◆ REQUEST: Copy all lines in which the word "неразрушающего" can be found.

***** EXCERPTED DATA

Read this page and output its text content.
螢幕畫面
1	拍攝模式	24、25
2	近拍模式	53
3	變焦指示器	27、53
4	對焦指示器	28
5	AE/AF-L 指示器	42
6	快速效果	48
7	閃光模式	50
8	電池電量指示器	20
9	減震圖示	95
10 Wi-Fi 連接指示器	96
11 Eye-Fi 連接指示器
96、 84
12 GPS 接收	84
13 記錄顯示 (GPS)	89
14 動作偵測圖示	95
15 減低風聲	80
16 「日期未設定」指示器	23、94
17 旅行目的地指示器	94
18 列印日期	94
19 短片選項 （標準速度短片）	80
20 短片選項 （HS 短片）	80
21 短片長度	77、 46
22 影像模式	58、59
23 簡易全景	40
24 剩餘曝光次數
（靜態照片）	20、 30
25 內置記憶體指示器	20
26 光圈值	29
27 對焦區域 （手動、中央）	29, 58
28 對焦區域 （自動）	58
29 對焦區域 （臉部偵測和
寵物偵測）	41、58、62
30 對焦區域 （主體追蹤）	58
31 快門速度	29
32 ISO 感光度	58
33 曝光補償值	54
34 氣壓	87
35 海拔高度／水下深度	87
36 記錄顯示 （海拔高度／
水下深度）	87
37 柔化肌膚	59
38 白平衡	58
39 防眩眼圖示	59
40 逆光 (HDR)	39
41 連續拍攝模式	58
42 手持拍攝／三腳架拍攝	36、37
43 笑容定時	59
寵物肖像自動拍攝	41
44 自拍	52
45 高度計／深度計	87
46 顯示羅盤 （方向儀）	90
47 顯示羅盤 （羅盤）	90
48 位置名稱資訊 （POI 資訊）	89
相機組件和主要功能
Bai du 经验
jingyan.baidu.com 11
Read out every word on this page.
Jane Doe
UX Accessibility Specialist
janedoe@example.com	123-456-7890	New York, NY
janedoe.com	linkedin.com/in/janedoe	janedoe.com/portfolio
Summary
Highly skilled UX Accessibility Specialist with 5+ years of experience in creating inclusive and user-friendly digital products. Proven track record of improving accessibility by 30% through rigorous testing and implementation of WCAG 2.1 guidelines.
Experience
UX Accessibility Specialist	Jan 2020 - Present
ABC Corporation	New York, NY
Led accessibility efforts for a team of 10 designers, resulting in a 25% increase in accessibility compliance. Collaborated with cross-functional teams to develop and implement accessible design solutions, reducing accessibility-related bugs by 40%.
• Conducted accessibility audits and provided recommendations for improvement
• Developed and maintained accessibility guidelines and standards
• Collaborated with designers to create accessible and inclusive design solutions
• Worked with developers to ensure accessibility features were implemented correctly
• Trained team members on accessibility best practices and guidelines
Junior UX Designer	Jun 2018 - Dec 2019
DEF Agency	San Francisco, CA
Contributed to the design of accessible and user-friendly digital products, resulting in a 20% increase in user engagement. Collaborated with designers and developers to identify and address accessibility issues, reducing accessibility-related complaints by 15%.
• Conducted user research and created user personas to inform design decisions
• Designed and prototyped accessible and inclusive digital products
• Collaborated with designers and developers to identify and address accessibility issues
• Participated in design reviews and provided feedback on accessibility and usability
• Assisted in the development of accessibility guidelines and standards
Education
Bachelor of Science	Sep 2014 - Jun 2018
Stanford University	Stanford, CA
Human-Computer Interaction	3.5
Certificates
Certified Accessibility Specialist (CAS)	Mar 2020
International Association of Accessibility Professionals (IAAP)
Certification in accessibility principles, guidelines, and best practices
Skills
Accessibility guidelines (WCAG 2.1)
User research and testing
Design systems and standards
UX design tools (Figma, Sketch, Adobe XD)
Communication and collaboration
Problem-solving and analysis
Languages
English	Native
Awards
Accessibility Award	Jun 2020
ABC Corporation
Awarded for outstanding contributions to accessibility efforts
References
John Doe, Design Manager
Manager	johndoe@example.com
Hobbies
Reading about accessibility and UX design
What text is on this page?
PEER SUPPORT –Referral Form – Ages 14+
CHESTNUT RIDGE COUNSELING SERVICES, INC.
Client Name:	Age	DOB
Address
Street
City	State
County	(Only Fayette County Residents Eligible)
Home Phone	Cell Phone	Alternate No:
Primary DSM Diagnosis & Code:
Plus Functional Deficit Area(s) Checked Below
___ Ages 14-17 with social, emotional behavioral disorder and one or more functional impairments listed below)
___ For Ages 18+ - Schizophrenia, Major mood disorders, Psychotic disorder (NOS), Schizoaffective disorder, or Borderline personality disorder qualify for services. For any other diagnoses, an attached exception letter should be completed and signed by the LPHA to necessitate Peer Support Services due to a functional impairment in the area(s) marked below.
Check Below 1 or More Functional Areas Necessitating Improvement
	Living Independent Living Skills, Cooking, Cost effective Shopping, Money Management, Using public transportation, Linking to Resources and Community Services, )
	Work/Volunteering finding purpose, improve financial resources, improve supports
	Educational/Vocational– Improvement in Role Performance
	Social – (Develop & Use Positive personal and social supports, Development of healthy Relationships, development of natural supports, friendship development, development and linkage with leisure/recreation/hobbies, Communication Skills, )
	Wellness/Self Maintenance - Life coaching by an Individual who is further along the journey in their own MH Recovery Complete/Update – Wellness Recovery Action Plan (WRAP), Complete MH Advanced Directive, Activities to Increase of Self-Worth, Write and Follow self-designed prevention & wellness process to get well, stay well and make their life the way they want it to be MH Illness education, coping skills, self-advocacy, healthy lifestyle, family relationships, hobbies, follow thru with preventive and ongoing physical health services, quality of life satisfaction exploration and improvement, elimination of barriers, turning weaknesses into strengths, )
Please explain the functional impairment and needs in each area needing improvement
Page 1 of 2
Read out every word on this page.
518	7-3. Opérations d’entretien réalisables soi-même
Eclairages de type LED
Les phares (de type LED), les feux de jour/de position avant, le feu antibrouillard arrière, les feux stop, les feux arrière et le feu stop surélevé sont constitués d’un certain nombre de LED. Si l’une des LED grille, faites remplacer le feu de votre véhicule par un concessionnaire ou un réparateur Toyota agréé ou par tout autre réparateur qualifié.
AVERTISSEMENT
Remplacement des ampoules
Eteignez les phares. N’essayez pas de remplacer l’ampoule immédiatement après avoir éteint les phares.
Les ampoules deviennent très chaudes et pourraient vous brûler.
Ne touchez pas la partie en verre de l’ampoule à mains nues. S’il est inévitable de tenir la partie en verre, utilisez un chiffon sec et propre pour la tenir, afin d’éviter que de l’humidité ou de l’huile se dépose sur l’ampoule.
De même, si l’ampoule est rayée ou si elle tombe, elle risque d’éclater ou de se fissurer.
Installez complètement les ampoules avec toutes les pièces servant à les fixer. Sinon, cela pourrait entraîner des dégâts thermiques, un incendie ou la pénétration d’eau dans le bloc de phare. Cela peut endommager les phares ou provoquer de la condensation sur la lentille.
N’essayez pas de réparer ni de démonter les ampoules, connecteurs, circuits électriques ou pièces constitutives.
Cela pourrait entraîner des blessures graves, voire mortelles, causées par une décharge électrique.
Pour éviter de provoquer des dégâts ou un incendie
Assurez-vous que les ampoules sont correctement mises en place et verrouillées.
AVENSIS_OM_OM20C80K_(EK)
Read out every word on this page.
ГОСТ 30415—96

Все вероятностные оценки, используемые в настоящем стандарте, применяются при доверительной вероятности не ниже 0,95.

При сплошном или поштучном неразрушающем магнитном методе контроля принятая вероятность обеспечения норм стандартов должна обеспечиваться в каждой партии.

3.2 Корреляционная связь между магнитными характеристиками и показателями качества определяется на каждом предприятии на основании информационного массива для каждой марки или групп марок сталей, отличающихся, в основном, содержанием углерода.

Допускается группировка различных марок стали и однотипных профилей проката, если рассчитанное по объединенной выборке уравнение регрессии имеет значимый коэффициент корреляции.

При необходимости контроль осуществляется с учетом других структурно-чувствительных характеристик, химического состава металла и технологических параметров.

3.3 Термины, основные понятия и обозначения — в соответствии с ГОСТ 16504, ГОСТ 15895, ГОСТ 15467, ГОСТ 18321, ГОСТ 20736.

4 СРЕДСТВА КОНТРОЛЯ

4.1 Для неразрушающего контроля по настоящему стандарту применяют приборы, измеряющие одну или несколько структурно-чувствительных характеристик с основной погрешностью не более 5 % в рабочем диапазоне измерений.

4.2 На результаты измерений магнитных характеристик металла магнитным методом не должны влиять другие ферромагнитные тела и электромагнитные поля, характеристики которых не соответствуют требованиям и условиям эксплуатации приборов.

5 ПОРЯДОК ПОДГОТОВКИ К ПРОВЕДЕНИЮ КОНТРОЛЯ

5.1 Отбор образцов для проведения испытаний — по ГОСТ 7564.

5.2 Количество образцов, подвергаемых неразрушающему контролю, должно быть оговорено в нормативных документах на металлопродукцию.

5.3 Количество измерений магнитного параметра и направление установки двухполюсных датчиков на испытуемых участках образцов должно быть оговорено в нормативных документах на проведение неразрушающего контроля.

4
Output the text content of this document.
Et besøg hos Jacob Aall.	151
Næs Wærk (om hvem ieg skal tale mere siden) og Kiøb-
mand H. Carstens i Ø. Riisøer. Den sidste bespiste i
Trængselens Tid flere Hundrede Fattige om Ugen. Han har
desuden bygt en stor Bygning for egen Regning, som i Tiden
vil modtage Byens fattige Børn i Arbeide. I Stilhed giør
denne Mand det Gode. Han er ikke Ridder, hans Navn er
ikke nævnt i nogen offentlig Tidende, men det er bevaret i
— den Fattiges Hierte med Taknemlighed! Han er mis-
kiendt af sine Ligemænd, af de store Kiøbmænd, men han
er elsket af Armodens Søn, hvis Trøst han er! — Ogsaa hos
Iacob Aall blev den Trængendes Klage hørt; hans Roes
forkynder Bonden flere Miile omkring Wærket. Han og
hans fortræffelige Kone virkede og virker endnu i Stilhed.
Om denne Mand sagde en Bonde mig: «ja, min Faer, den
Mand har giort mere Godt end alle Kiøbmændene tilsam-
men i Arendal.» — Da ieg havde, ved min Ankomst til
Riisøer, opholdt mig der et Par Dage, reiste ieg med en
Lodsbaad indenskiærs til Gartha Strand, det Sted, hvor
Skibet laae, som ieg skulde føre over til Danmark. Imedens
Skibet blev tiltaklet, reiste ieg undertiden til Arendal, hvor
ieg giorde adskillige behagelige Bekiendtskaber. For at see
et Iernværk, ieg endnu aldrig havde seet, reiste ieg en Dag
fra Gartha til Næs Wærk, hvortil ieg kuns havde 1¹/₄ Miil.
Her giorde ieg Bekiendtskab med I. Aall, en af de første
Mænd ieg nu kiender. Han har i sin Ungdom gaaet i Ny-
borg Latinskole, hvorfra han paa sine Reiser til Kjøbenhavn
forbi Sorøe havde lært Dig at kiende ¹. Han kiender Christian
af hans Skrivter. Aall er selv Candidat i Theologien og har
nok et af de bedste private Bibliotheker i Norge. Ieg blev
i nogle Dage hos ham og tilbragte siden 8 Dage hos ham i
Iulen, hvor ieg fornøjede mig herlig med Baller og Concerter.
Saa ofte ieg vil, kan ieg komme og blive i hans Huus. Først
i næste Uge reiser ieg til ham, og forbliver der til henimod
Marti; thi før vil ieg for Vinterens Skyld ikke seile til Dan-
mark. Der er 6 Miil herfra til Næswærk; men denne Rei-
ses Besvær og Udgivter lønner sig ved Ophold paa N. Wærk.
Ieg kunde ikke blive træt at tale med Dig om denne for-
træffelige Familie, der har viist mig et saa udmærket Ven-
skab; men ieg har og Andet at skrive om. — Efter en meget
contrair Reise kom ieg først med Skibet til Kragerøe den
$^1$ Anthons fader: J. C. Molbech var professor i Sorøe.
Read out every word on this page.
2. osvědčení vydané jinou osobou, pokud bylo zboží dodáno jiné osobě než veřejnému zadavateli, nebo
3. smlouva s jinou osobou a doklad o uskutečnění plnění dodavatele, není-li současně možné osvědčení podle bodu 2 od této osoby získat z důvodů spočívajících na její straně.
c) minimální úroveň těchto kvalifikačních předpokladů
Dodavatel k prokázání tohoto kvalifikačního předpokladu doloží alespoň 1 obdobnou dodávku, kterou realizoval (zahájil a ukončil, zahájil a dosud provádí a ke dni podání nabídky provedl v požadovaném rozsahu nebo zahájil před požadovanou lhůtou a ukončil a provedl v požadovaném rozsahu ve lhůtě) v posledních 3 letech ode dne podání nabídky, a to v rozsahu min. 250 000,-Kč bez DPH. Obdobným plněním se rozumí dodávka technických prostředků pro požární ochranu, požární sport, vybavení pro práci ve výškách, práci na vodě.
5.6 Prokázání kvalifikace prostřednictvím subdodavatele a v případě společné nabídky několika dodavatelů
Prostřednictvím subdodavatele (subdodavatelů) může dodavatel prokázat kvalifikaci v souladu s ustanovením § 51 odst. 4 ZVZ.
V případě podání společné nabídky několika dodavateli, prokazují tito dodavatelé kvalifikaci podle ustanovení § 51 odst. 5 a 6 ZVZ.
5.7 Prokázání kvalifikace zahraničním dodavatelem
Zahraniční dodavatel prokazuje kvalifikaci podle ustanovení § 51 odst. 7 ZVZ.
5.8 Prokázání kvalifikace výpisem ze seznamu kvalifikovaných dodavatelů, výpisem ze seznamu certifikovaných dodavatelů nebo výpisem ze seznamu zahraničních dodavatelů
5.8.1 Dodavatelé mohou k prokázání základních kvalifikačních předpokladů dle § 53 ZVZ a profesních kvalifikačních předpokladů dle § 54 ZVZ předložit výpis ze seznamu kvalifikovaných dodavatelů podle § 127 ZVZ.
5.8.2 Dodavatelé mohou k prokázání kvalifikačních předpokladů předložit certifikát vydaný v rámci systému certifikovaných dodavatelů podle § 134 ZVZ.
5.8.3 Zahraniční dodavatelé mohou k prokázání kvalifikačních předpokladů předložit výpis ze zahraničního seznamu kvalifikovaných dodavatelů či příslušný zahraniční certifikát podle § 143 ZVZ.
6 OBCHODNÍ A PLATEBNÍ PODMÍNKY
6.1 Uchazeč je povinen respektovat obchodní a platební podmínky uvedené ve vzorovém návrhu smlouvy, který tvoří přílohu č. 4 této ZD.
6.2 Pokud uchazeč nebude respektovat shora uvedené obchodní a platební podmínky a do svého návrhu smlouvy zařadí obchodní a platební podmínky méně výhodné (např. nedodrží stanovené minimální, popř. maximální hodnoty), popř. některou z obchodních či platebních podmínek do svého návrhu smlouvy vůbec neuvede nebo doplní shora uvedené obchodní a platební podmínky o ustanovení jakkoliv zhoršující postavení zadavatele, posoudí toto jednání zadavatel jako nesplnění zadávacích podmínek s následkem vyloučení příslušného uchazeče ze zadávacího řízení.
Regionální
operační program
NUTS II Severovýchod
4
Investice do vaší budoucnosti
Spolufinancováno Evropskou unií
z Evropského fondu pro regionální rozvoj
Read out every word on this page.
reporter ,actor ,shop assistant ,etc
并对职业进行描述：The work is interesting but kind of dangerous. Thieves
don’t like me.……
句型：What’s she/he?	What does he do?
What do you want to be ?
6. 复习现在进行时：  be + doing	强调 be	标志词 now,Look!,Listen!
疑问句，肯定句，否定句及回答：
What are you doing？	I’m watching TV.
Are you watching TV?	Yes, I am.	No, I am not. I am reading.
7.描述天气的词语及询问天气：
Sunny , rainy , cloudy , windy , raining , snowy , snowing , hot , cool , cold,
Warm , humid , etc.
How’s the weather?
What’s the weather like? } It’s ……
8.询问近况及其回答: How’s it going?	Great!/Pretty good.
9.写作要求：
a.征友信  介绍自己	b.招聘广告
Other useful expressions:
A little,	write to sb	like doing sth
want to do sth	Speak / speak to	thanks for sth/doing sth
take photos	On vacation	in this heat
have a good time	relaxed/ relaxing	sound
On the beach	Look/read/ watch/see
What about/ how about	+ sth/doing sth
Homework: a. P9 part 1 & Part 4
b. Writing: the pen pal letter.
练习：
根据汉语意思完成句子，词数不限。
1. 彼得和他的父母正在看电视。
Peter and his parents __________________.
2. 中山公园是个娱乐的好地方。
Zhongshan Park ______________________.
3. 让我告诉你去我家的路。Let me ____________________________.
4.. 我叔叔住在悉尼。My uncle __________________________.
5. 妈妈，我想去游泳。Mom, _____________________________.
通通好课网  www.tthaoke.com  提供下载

**********

◆ TASK SOLUTION:
4.1 Для неразрушающего контроля по настоящему стандарту применяют приборы, измеряющие одну или несколько структурно-чувствительных характеристик с основной погрешностью не более 5 % в рабочем диапазоне измерений.
5.3 Количество измерений магнитного параметра и направление установки двухполюсных датчиков на испытуемых участках образцов должно быть оговорено в нормативных документах на проведение неразрушающего контроля.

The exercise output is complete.